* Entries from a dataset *
..........

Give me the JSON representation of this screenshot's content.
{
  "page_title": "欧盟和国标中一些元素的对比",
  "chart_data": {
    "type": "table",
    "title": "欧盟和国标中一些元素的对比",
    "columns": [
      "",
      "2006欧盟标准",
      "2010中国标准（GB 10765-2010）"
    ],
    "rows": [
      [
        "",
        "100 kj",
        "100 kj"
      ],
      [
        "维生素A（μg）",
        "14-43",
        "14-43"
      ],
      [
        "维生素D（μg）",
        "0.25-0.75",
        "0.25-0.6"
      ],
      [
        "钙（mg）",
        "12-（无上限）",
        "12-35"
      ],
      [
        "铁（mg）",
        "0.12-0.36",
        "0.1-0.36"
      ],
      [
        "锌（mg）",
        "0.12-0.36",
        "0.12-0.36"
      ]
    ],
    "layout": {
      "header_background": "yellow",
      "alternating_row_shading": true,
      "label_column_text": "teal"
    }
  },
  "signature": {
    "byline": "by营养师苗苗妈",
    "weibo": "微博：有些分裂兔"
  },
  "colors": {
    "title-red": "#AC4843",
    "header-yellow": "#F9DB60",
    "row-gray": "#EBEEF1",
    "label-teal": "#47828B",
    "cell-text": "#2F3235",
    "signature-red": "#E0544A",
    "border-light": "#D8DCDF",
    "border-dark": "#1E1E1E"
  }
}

..........

* EXERCISE BRIEF *
The entries above must be returned exactly.

* RESPONSE FOR THIS EXERCISE *
Give me the JSON representation of this screenshot's content.
{
  "page_title": "欧盟和国标中一些元素的对比",
  "chart_data": {
    "type": "table",
    "title": "欧盟和国标中一些元素的对比",
    "columns": [
      "",
      "2006欧盟标准",
      "2010中国标准（GB 10765-2010）"
    ],
    "rows": [
      [
        "",
        "100 kj",
        "100 kj"
      ],
      [
        "维生素A（μg）",
        "14-43",
        "14-43"
      ],
      [
        "维生素D（μg）",
        "0.25-0.75",
        "0.25-0.6"
      ],
      [
        "钙（mg）",
        "12-（无上限）",
        "12-35"
      ],
      [
        "铁（mg）",
        "0.12-0.36",
        "0.1-0.36"
      ],
      [
        "锌（mg）",
        "0.12-0.36",
        "0.12-0.36"
      ]
    ],
    "layout": {
      "header_background": "yellow",
      "alternating_row_shading": true,
      "label_column_text": "teal"
    }
  },
  "signature": {
    "byline": "by营养师苗苗妈",
    "weibo": "微博：有些分裂兔"
  },
  "colors": {
    "title-red": "#AC4843",
    "header-yellow": "#F9DB60",
    "row-gray": "#EBEEF1",
    "label-teal": "#47828B",
    "cell-text": "#2F3235",
    "signature-red": "#E0544A",
    "border-light": "#D8DCDF",
    "border-dark": "#1E1E1E"
  }
}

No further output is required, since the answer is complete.